> _Your instructions_: Look through the listing for the word "Transcribe". Copy each line that has it.

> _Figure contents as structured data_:
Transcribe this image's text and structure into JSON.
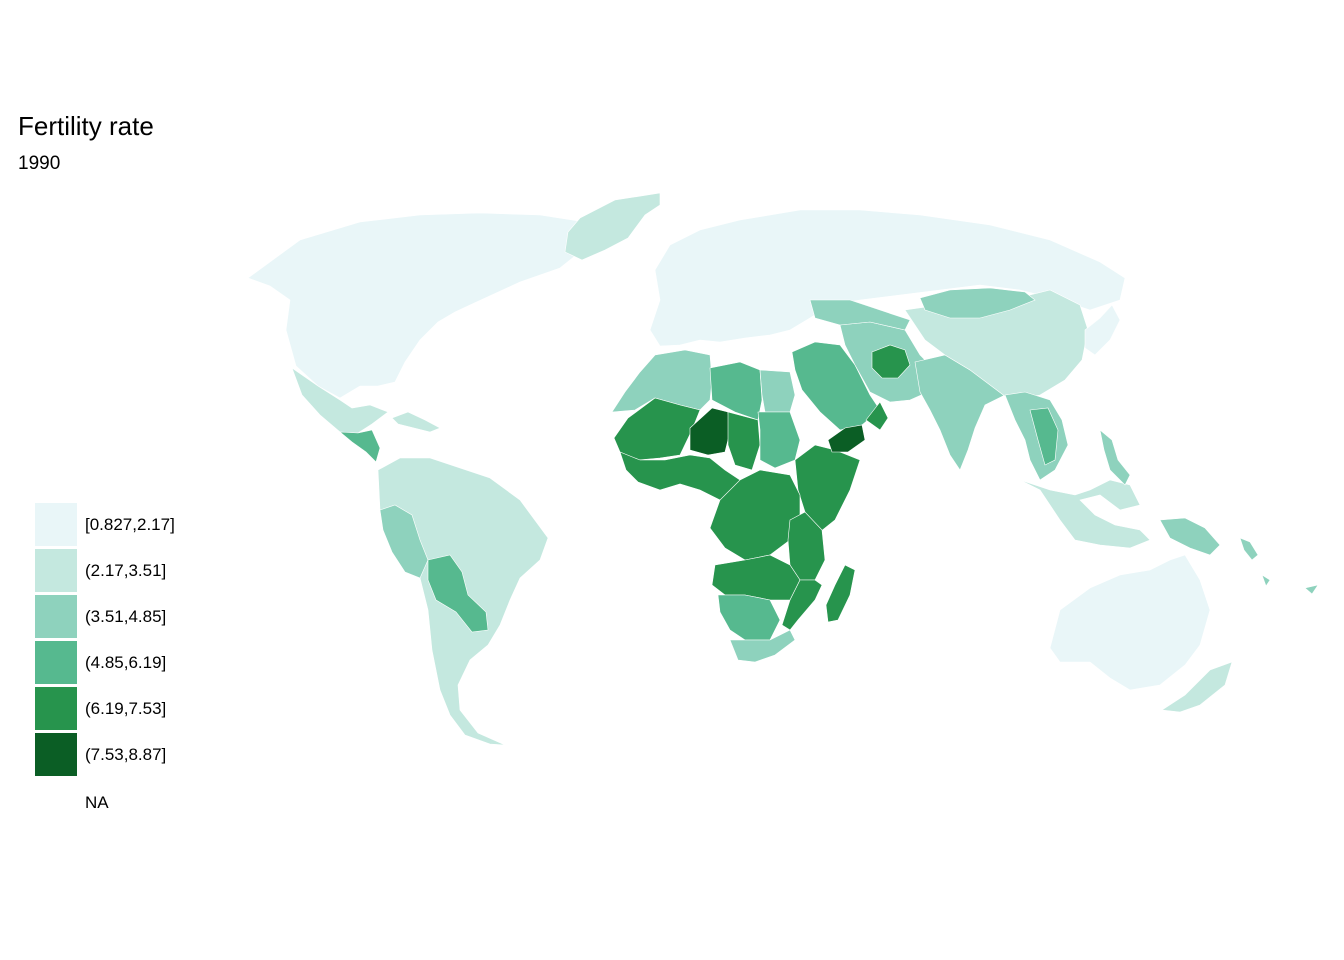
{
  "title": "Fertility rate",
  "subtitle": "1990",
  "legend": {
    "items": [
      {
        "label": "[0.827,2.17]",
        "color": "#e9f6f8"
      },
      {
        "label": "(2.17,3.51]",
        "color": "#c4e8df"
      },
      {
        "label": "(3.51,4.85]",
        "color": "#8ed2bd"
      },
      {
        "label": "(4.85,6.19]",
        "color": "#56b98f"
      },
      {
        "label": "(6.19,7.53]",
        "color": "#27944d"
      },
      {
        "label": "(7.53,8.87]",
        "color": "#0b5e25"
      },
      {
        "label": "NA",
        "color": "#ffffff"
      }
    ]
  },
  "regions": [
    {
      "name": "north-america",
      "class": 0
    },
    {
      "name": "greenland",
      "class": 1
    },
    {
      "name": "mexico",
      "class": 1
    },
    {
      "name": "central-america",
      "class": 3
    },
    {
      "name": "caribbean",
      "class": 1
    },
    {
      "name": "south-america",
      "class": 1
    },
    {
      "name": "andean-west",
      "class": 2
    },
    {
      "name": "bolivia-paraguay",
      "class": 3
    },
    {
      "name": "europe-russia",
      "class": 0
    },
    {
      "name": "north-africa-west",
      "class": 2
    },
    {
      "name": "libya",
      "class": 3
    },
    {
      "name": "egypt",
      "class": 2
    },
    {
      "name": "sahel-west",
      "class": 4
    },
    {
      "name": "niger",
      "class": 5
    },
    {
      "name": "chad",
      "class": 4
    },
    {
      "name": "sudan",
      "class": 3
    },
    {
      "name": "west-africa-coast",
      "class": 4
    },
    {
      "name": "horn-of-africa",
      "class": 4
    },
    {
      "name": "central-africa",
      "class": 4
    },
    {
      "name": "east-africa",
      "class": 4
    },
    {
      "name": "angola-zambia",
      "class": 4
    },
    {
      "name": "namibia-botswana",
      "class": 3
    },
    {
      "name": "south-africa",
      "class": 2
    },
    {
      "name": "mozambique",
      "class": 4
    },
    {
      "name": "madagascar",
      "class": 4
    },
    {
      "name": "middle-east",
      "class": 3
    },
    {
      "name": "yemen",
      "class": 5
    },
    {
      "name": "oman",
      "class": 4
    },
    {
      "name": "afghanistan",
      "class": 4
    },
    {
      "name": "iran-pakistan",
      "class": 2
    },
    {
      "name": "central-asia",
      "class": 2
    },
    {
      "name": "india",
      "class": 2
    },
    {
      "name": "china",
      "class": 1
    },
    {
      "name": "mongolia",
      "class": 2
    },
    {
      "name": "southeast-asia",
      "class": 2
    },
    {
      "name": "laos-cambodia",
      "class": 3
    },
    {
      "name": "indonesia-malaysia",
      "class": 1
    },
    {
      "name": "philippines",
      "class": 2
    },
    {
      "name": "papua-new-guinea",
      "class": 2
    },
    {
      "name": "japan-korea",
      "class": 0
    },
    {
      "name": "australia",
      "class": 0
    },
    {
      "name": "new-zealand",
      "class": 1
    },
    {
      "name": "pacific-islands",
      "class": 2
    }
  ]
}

...

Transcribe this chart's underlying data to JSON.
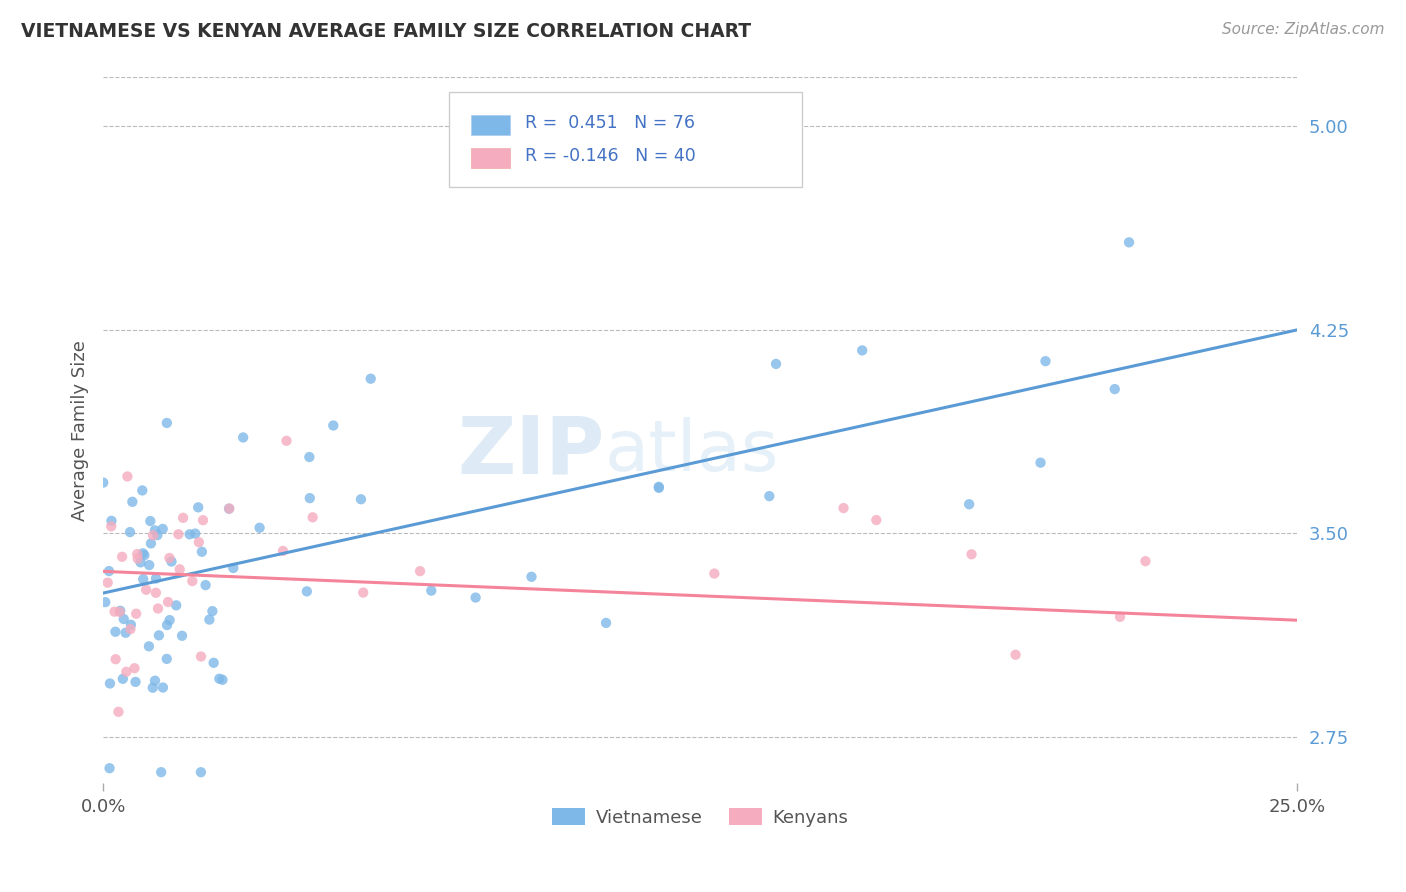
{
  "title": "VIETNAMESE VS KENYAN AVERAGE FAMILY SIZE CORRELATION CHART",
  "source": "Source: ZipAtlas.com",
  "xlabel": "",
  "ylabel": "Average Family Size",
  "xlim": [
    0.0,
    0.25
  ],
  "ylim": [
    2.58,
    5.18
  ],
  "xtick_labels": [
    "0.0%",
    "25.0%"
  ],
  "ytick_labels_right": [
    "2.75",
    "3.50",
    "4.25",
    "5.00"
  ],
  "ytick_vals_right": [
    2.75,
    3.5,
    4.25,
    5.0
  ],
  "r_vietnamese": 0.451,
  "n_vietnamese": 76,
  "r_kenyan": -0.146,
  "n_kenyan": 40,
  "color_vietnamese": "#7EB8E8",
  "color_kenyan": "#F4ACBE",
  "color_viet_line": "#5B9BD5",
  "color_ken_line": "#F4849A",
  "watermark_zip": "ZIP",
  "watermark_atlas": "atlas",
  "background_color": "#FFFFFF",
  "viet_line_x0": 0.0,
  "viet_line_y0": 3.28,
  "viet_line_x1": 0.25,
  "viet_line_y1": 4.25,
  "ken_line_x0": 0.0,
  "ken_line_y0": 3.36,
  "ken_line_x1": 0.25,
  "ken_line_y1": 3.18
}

> _Full response_:
Transcribe this image's text and structure into JSON.
Transcribe this chart's underlying data to JSON.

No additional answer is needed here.